*Written task*: Repeat every line of the listing below exactly, minus the pictures.

++++ Records to process ++++

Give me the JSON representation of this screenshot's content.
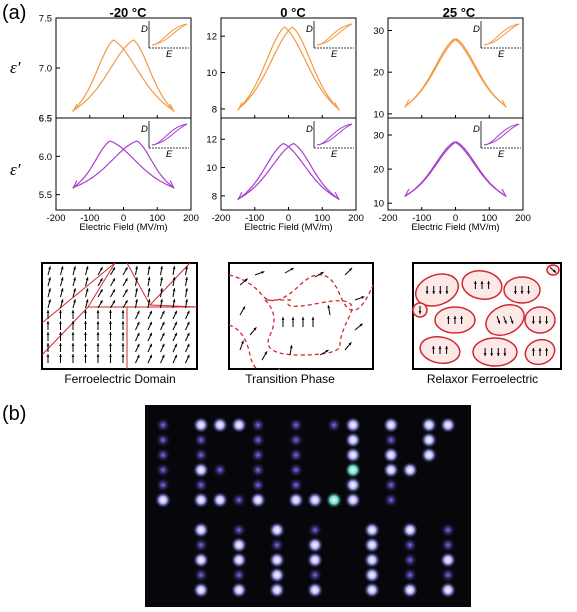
{
  "labels": {
    "a": "(a)",
    "b": "(b)"
  },
  "temperatures": [
    "-20 °C",
    "0 °C",
    "25 °C"
  ],
  "y_symbol": "ε′",
  "inset_labels": {
    "d": "D",
    "e": "E"
  },
  "colors": {
    "top": "#f39a44",
    "bottom": "#a63fcf",
    "boundary": "#d2282f"
  },
  "chart_data": [
    {
      "type": "line",
      "temperature": "-20 °C",
      "row": "top",
      "xlabel": "Electric Field (MV/m)",
      "xticks": [],
      "xlim": [
        -200,
        200
      ],
      "ylim": [
        6.5,
        7.5
      ],
      "yticks": [
        "6.5",
        "7.0",
        "7.5"
      ],
      "yticks_num": [
        6.5,
        7.0,
        7.5
      ],
      "peak_positions": [
        -30,
        30
      ],
      "peak_value": 7.28,
      "end_values": [
        6.56,
        6.56
      ],
      "field_range": [
        -150,
        150
      ],
      "kind": "butterfly"
    },
    {
      "type": "line",
      "temperature": "0 °C",
      "row": "top",
      "xlabel": "Electric Field (MV/m)",
      "xticks": [],
      "xlim": [
        -200,
        200
      ],
      "ylim": [
        7.5,
        13
      ],
      "yticks": [
        "8",
        "10",
        "12"
      ],
      "yticks_num": [
        8,
        10,
        12
      ],
      "peak_positions": [
        -12,
        12
      ],
      "peak_value": 12.5,
      "end_values": [
        7.9,
        7.9
      ],
      "field_range": [
        -150,
        150
      ],
      "kind": "butterfly"
    },
    {
      "type": "line",
      "temperature": "25 °C",
      "row": "top",
      "xlabel": "Electric Field (MV/m)",
      "xticks": [],
      "xlim": [
        -200,
        200
      ],
      "ylim": [
        9,
        33
      ],
      "yticks": [
        "10",
        "20",
        "30"
      ],
      "yticks_num": [
        10,
        20,
        30
      ],
      "peak_positions": [
        -3,
        3
      ],
      "peak_value": 28,
      "end_values": [
        11.5,
        11.5
      ],
      "field_range": [
        -150,
        150
      ],
      "kind": "butterfly"
    },
    {
      "type": "line",
      "temperature": "-20 °C",
      "row": "bottom",
      "xlabel": "Electric Field (MV/m)",
      "xticks": [
        "-200",
        "-100",
        "0",
        "100",
        "200"
      ],
      "xticks_num": [
        -200,
        -100,
        0,
        100,
        200
      ],
      "xlim": [
        -200,
        200
      ],
      "ylim": [
        5.3,
        6.5
      ],
      "yticks": [
        "5.5",
        "6.0",
        "6.5"
      ],
      "yticks_num": [
        5.5,
        6.0,
        6.5
      ],
      "peak_positions": [
        -40,
        40
      ],
      "peak_value": 6.2,
      "end_values": [
        5.58,
        5.58
      ],
      "field_range": [
        -150,
        150
      ],
      "kind": "butterfly"
    },
    {
      "type": "line",
      "temperature": "0 °C",
      "row": "bottom",
      "xlabel": "Electric Field (MV/m)",
      "xticks": [
        "-200",
        "-100",
        "0",
        "100",
        "200"
      ],
      "xticks_num": [
        -200,
        -100,
        0,
        100,
        200
      ],
      "xlim": [
        -200,
        200
      ],
      "ylim": [
        7,
        13.5
      ],
      "yticks": [
        "8",
        "10",
        "12"
      ],
      "yticks_num": [
        8,
        10,
        12
      ],
      "peak_positions": [
        -15,
        15
      ],
      "peak_value": 11.7,
      "end_values": [
        7.7,
        7.7
      ],
      "field_range": [
        -150,
        150
      ],
      "kind": "butterfly"
    },
    {
      "type": "line",
      "temperature": "25 °C",
      "row": "bottom",
      "xlabel": "Electric Field (MV/m)",
      "xticks": [
        "-200",
        "-100",
        "0",
        "100",
        "200"
      ],
      "xticks_num": [
        -200,
        -100,
        0,
        100,
        200
      ],
      "xlim": [
        -200,
        200
      ],
      "ylim": [
        8,
        35
      ],
      "yticks": [
        "10",
        "20",
        "30"
      ],
      "yticks_num": [
        10,
        20,
        30
      ],
      "peak_positions": [
        -3,
        3
      ],
      "peak_value": 28,
      "end_values": [
        11.8,
        11.8
      ],
      "field_range": [
        -150,
        150
      ],
      "kind": "butterfly"
    }
  ],
  "schematics": [
    {
      "caption": "Ferroelectric Domain"
    },
    {
      "caption": "Transition Phase"
    },
    {
      "caption": "Relaxor Ferroelectric"
    }
  ],
  "led_display": {
    "rows": 10,
    "description_words": [
      "pixel-LED pattern"
    ]
  }
}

++++

*Exercise solution*:
Give me the JSON representation of this screenshot's content.
{
  "labels": {
    "a": "(a)",
    "b": "(b)"
  },
  "temperatures": [
    "-20 °C",
    "0 °C",
    "25 °C"
  ],
  "y_symbol": "ε′",
  "inset_labels": {
    "d": "D",
    "e": "E"
  },
  "colors": {
    "top": "#f39a44",
    "bottom": "#a63fcf",
    "boundary": "#d2282f"
  },
  "chart_data": [
    {
      "type": "line",
      "temperature": "-20 °C",
      "row": "top",
      "xlabel": "Electric Field (MV/m)",
      "xticks": [],
      "xlim": [
        -200,
        200
      ],
      "ylim": [
        6.5,
        7.5
      ],
      "yticks": [
        "6.5",
        "7.0",
        "7.5"
      ],
      "yticks_num": [
        6.5,
        7.0,
        7.5
      ],
      "peak_positions": [
        -30,
        30
      ],
      "peak_value": 7.28,
      "end_values": [
        6.56,
        6.56
      ],
      "field_range": [
        -150,
        150
      ],
      "kind": "butterfly"
    },
    {
      "type": "line",
      "temperature": "0 °C",
      "row": "top",
      "xlabel": "Electric Field (MV/m)",
      "xticks": [],
      "xlim": [
        -200,
        200
      ],
      "ylim": [
        7.5,
        13
      ],
      "yticks": [
        "8",
        "10",
        "12"
      ],
      "yticks_num": [
        8,
        10,
        12
      ],
      "peak_positions": [
        -12,
        12
      ],
      "peak_value": 12.5,
      "end_values": [
        7.9,
        7.9
      ],
      "field_range": [
        -150,
        150
      ],
      "kind": "butterfly"
    },
    {
      "type": "line",
      "temperature": "25 °C",
      "row": "top",
      "xlabel": "Electric Field (MV/m)",
      "xticks": [],
      "xlim": [
        -200,
        200
      ],
      "ylim": [
        9,
        33
      ],
      "yticks": [
        "10",
        "20",
        "30"
      ],
      "yticks_num": [
        10,
        20,
        30
      ],
      "peak_positions": [
        -3,
        3
      ],
      "peak_value": 28,
      "end_values": [
        11.5,
        11.5
      ],
      "field_range": [
        -150,
        150
      ],
      "kind": "butterfly"
    },
    {
      "type": "line",
      "temperature": "-20 °C",
      "row": "bottom",
      "xlabel": "Electric Field (MV/m)",
      "xticks": [
        "-200",
        "-100",
        "0",
        "100",
        "200"
      ],
      "xticks_num": [
        -200,
        -100,
        0,
        100,
        200
      ],
      "xlim": [
        -200,
        200
      ],
      "ylim": [
        5.3,
        6.5
      ],
      "yticks": [
        "5.5",
        "6.0",
        "6.5"
      ],
      "yticks_num": [
        5.5,
        6.0,
        6.5
      ],
      "peak_positions": [
        -40,
        40
      ],
      "peak_value": 6.2,
      "end_values": [
        5.58,
        5.58
      ],
      "field_range": [
        -150,
        150
      ],
      "kind": "butterfly"
    },
    {
      "type": "line",
      "temperature": "0 °C",
      "row": "bottom",
      "xlabel": "Electric Field (MV/m)",
      "xticks": [
        "-200",
        "-100",
        "0",
        "100",
        "200"
      ],
      "xticks_num": [
        -200,
        -100,
        0,
        100,
        200
      ],
      "xlim": [
        -200,
        200
      ],
      "ylim": [
        7,
        13.5
      ],
      "yticks": [
        "8",
        "10",
        "12"
      ],
      "yticks_num": [
        8,
        10,
        12
      ],
      "peak_positions": [
        -15,
        15
      ],
      "peak_value": 11.7,
      "end_values": [
        7.7,
        7.7
      ],
      "field_range": [
        -150,
        150
      ],
      "kind": "butterfly"
    },
    {
      "type": "line",
      "temperature": "25 °C",
      "row": "bottom",
      "xlabel": "Electric Field (MV/m)",
      "xticks": [
        "-200",
        "-100",
        "0",
        "100",
        "200"
      ],
      "xticks_num": [
        -200,
        -100,
        0,
        100,
        200
      ],
      "xlim": [
        -200,
        200
      ],
      "ylim": [
        8,
        35
      ],
      "yticks": [
        "10",
        "20",
        "30"
      ],
      "yticks_num": [
        10,
        20,
        30
      ],
      "peak_positions": [
        -3,
        3
      ],
      "peak_value": 28,
      "end_values": [
        11.8,
        11.8
      ],
      "field_range": [
        -150,
        150
      ],
      "kind": "butterfly"
    }
  ],
  "schematics": [
    {
      "caption": "Ferroelectric Domain"
    },
    {
      "caption": "Transition Phase"
    },
    {
      "caption": "Relaxor Ferroelectric"
    }
  ],
  "led_display": {
    "rows": 10,
    "description_words": [
      "pixel-LED pattern"
    ]
  }
}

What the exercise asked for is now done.